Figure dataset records
+-------+
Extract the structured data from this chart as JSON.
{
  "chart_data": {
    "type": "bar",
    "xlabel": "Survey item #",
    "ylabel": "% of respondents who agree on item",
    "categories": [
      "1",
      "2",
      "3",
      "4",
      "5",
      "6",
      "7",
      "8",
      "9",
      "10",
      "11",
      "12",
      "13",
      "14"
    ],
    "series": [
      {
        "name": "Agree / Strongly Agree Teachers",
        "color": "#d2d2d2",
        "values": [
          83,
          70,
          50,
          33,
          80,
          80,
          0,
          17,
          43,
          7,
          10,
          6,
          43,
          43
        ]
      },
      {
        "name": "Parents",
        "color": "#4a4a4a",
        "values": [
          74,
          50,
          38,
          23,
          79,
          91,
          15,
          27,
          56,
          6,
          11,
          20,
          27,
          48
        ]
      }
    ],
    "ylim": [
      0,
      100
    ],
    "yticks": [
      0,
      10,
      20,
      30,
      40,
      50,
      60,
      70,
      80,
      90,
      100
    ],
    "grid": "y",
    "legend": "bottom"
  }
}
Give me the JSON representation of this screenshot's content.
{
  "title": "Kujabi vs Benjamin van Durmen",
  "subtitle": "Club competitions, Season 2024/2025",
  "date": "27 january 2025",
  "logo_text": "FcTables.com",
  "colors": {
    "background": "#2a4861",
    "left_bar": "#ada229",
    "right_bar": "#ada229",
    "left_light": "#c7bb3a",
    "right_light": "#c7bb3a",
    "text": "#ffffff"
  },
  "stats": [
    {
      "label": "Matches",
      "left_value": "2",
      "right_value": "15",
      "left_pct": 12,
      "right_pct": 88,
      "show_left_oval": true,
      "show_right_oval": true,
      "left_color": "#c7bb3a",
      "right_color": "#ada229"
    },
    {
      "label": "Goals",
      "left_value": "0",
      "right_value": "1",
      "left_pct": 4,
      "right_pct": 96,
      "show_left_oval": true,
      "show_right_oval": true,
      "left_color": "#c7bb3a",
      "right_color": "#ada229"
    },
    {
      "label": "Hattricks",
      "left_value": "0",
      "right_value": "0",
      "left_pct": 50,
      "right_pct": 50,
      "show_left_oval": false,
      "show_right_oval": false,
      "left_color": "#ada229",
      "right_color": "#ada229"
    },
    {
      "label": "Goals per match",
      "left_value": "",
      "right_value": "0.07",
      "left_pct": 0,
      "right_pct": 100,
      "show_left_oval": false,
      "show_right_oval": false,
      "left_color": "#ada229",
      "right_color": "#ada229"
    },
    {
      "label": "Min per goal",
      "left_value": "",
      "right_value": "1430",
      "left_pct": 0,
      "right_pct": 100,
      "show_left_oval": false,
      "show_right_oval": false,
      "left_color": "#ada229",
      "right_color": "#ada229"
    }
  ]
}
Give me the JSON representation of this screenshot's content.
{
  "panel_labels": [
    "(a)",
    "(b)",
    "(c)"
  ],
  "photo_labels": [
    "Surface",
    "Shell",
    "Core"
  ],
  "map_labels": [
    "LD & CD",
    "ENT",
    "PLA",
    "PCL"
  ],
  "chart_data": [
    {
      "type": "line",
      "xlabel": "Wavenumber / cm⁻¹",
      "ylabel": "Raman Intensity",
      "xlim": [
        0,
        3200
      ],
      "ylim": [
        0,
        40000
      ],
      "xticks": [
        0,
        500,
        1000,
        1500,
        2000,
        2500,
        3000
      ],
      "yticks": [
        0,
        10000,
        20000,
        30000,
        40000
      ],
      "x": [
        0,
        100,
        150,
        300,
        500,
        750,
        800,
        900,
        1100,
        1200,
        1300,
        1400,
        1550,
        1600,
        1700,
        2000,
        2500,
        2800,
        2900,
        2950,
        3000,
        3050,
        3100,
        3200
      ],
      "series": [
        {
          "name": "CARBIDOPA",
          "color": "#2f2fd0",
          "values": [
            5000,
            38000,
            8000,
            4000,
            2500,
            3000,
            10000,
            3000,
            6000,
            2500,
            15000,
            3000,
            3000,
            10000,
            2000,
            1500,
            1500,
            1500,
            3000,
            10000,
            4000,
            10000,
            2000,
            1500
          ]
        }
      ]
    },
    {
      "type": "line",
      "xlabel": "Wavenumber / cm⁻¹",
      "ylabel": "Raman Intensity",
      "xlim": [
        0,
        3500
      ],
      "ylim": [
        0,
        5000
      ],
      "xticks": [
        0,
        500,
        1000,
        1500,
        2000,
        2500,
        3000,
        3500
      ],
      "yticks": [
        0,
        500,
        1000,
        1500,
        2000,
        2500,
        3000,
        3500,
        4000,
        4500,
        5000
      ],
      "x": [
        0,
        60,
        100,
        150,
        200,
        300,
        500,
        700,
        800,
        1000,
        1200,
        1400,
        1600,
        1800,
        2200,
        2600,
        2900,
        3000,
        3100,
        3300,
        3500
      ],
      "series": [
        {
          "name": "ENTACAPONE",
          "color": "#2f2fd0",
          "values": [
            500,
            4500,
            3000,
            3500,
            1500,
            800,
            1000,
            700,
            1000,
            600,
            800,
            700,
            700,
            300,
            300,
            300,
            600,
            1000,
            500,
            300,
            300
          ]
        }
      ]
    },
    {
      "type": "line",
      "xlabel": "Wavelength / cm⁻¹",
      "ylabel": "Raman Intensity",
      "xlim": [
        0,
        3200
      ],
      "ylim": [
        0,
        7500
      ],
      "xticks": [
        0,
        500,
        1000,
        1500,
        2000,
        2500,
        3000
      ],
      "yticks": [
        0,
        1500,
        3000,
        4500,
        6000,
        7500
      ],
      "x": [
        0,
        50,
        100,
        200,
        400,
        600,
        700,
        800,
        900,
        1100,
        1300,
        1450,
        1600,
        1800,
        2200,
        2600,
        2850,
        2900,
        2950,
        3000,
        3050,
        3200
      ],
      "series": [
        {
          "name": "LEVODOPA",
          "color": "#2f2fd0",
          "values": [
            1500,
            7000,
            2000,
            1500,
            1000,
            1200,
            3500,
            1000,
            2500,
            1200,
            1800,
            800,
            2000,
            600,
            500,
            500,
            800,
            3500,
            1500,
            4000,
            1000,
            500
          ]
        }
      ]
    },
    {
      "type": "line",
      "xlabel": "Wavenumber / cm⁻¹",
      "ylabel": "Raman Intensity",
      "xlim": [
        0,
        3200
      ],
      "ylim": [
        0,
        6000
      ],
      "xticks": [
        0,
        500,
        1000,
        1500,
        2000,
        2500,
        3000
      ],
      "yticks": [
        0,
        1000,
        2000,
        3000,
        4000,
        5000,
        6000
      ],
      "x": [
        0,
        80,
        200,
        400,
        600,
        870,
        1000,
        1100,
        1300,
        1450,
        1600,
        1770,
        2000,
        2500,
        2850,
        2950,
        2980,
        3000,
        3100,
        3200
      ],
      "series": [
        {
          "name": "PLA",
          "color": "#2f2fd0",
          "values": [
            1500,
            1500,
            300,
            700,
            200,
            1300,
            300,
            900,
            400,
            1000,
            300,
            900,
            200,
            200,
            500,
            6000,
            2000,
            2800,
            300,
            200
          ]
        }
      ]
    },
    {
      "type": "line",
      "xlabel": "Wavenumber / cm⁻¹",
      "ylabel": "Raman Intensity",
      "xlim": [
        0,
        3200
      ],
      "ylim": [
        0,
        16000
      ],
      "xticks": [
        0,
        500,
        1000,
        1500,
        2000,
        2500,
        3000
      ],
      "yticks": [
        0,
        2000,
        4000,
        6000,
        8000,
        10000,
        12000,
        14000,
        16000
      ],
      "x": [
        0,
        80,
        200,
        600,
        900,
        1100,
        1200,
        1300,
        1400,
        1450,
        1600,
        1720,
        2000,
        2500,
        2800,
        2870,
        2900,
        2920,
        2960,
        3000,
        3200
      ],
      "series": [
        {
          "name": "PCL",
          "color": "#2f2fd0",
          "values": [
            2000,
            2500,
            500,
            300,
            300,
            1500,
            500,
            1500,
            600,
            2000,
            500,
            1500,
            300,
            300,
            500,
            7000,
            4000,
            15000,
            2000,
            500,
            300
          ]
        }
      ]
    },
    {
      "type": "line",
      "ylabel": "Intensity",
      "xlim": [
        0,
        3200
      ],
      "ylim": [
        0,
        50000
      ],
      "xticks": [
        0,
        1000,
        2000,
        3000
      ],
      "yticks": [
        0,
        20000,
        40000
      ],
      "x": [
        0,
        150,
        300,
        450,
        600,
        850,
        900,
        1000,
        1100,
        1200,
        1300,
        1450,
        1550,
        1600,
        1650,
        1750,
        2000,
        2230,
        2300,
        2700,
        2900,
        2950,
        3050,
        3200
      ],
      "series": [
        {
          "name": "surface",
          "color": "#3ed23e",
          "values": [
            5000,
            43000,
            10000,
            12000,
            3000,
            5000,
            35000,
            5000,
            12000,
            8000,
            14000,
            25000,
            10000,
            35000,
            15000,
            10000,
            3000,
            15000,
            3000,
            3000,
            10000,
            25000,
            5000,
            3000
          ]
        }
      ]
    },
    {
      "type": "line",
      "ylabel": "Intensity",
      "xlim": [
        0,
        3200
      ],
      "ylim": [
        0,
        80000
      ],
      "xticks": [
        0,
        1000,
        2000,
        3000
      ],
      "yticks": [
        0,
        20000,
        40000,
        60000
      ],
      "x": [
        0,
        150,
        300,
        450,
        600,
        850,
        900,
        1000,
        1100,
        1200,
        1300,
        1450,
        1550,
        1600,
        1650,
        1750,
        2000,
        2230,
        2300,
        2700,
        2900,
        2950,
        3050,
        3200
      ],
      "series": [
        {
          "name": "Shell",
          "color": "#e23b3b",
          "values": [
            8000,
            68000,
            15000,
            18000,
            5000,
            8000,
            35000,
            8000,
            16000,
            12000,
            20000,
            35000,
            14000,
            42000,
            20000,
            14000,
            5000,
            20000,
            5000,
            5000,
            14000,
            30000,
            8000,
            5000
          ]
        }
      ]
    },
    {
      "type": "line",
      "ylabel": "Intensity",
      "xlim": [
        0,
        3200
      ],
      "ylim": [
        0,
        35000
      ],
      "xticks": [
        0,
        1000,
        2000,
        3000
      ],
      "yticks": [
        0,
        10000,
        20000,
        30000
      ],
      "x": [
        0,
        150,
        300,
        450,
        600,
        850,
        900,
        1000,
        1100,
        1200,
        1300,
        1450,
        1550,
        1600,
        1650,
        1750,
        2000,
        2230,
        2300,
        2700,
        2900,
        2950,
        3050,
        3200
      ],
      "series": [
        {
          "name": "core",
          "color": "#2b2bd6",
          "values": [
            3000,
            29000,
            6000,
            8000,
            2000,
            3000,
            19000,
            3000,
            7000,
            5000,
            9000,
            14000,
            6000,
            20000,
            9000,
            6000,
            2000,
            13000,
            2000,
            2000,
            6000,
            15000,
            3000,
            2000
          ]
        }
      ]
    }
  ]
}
+-------+
> [TASK TO CARRY OUT] In the entries above, find the lines containing the word "item" and say how many there are, with no other words.

> [EXERCISE ANSWER] 2